** WORK TO DO **
Each record below is to be reproduced without any change.

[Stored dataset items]
** Start **

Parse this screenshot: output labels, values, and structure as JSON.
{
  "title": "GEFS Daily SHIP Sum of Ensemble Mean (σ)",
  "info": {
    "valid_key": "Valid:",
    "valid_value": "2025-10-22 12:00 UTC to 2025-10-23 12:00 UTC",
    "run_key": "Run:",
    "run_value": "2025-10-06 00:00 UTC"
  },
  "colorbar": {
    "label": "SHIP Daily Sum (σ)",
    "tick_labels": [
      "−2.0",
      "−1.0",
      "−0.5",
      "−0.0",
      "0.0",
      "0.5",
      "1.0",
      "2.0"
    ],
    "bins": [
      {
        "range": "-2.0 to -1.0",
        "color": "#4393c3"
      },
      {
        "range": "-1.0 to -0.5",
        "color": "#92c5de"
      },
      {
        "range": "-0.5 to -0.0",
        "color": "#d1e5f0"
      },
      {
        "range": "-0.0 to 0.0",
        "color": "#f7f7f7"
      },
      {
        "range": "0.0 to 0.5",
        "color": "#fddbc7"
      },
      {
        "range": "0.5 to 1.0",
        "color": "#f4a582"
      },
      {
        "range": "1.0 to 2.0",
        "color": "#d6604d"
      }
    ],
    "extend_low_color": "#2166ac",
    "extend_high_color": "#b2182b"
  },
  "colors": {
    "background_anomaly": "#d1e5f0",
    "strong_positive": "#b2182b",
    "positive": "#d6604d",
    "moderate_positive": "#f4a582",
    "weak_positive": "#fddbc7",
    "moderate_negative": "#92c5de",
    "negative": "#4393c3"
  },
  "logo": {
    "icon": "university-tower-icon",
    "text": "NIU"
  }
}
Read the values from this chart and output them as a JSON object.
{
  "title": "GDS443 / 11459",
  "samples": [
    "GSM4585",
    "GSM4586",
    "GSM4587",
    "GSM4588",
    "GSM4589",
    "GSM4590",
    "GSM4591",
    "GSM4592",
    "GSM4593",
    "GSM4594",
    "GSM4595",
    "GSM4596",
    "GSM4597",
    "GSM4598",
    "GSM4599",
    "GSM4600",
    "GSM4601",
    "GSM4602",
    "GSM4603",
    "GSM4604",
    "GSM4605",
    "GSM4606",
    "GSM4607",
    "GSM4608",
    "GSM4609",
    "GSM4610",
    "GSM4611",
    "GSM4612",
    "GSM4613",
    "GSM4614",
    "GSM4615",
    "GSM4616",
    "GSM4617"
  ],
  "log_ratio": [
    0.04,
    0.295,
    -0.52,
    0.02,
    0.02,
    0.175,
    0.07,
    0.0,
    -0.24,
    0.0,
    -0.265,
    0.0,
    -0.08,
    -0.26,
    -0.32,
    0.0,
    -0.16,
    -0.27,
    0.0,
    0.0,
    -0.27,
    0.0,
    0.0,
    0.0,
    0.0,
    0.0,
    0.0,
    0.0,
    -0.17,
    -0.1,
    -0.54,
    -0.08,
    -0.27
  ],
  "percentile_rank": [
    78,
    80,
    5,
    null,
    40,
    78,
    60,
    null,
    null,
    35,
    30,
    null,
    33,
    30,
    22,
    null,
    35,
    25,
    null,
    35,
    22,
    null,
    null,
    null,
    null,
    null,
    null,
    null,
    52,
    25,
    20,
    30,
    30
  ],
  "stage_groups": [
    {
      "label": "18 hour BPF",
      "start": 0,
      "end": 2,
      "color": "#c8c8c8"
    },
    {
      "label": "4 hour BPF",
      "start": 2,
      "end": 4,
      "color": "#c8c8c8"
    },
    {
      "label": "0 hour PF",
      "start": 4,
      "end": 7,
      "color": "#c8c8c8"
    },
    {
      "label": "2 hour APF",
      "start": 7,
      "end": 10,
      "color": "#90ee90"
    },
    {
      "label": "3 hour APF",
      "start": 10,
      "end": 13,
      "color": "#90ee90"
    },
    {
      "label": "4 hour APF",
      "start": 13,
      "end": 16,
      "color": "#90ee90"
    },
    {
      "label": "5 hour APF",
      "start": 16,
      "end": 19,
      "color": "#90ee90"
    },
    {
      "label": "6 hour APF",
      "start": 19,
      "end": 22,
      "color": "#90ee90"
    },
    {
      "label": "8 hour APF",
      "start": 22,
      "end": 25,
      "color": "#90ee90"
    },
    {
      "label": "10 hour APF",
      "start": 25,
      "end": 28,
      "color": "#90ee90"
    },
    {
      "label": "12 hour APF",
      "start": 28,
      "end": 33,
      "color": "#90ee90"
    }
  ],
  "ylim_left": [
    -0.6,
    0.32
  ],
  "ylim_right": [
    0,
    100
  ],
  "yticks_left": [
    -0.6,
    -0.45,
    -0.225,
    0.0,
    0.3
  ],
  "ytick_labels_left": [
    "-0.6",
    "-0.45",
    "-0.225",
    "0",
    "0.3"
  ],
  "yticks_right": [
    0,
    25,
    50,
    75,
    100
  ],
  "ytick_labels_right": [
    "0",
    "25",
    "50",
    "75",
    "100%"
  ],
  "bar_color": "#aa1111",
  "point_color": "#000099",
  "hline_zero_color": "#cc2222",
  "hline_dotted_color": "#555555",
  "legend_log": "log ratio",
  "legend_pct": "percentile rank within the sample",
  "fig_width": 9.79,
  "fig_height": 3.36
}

** End **

** COMPLETED EXERCISE **
Parse this screenshot: output labels, values, and structure as JSON.
{
  "title": "GEFS Daily SHIP Sum of Ensemble Mean (σ)",
  "info": {
    "valid_key": "Valid:",
    "valid_value": "2025-10-22 12:00 UTC to 2025-10-23 12:00 UTC",
    "run_key": "Run:",
    "run_value": "2025-10-06 00:00 UTC"
  },
  "colorbar": {
    "label": "SHIP Daily Sum (σ)",
    "tick_labels": [
      "−2.0",
      "−1.0",
      "−0.5",
      "−0.0",
      "0.0",
      "0.5",
      "1.0",
      "2.0"
    ],
    "bins": [
      {
        "range": "-2.0 to -1.0",
        "color": "#4393c3"
      },
      {
        "range": "-1.0 to -0.5",
        "color": "#92c5de"
      },
      {
        "range": "-0.5 to -0.0",
        "color": "#d1e5f0"
      },
      {
        "range": "-0.0 to 0.0",
        "color": "#f7f7f7"
      },
      {
        "range": "0.0 to 0.5",
        "color": "#fddbc7"
      },
      {
        "range": "0.5 to 1.0",
        "color": "#f4a582"
      },
      {
        "range": "1.0 to 2.0",
        "color": "#d6604d"
      }
    ],
    "extend_low_color": "#2166ac",
    "extend_high_color": "#b2182b"
  },
  "colors": {
    "background_anomaly": "#d1e5f0",
    "strong_positive": "#b2182b",
    "positive": "#d6604d",
    "moderate_positive": "#f4a582",
    "weak_positive": "#fddbc7",
    "moderate_negative": "#92c5de",
    "negative": "#4393c3"
  },
  "logo": {
    "icon": "university-tower-icon",
    "text": "NIU"
  }
}
Read the values from this chart and output them as a JSON object.
{
  "title": "GDS443 / 11459",
  "samples": [
    "GSM4585",
    "GSM4586",
    "GSM4587",
    "GSM4588",
    "GSM4589",
    "GSM4590",
    "GSM4591",
    "GSM4592",
    "GSM4593",
    "GSM4594",
    "GSM4595",
    "GSM4596",
    "GSM4597",
    "GSM4598",
    "GSM4599",
    "GSM4600",
    "GSM4601",
    "GSM4602",
    "GSM4603",
    "GSM4604",
    "GSM4605",
    "GSM4606",
    "GSM4607",
    "GSM4608",
    "GSM4609",
    "GSM4610",
    "GSM4611",
    "GSM4612",
    "GSM4613",
    "GSM4614",
    "GSM4615",
    "GSM4616",
    "GSM4617"
  ],
  "log_ratio": [
    0.04,
    0.295,
    -0.52,
    0.02,
    0.02,
    0.175,
    0.07,
    0.0,
    -0.24,
    0.0,
    -0.265,
    0.0,
    -0.08,
    -0.26,
    -0.32,
    0.0,
    -0.16,
    -0.27,
    0.0,
    0.0,
    -0.27,
    0.0,
    0.0,
    0.0,
    0.0,
    0.0,
    0.0,
    0.0,
    -0.17,
    -0.1,
    -0.54,
    -0.08,
    -0.27
  ],
  "percentile_rank": [
    78,
    80,
    5,
    null,
    40,
    78,
    60,
    null,
    null,
    35,
    30,
    null,
    33,
    30,
    22,
    null,
    35,
    25,
    null,
    35,
    22,
    null,
    null,
    null,
    null,
    null,
    null,
    null,
    52,
    25,
    20,
    30,
    30
  ],
  "stage_groups": [
    {
      "label": "18 hour BPF",
      "start": 0,
      "end": 2,
      "color": "#c8c8c8"
    },
    {
      "label": "4 hour BPF",
      "start": 2,
      "end": 4,
      "color": "#c8c8c8"
    },
    {
      "label": "0 hour PF",
      "start": 4,
      "end": 7,
      "color": "#c8c8c8"
    },
    {
      "label": "2 hour APF",
      "start": 7,
      "end": 10,
      "color": "#90ee90"
    },
    {
      "label": "3 hour APF",
      "start": 10,
      "end": 13,
      "color": "#90ee90"
    },
    {
      "label": "4 hour APF",
      "start": 13,
      "end": 16,
      "color": "#90ee90"
    },
    {
      "label": "5 hour APF",
      "start": 16,
      "end": 19,
      "color": "#90ee90"
    },
    {
      "label": "6 hour APF",
      "start": 19,
      "end": 22,
      "color": "#90ee90"
    },
    {
      "label": "8 hour APF",
      "start": 22,
      "end": 25,
      "color": "#90ee90"
    },
    {
      "label": "10 hour APF",
      "start": 25,
      "end": 28,
      "color": "#90ee90"
    },
    {
      "label": "12 hour APF",
      "start": 28,
      "end": 33,
      "color": "#90ee90"
    }
  ],
  "ylim_left": [
    -0.6,
    0.32
  ],
  "ylim_right": [
    0,
    100
  ],
  "yticks_left": [
    -0.6,
    -0.45,
    -0.225,
    0.0,
    0.3
  ],
  "ytick_labels_left": [
    "-0.6",
    "-0.45",
    "-0.225",
    "0",
    "0.3"
  ],
  "yticks_right": [
    0,
    25,
    50,
    75,
    100
  ],
  "ytick_labels_right": [
    "0",
    "25",
    "50",
    "75",
    "100%"
  ],
  "bar_color": "#aa1111",
  "point_color": "#000099",
  "hline_zero_color": "#cc2222",
  "hline_dotted_color": "#555555",
  "legend_log": "log ratio",
  "legend_pct": "percentile rank within the sample",
  "fig_width": 9.79,
  "fig_height": 3.36
}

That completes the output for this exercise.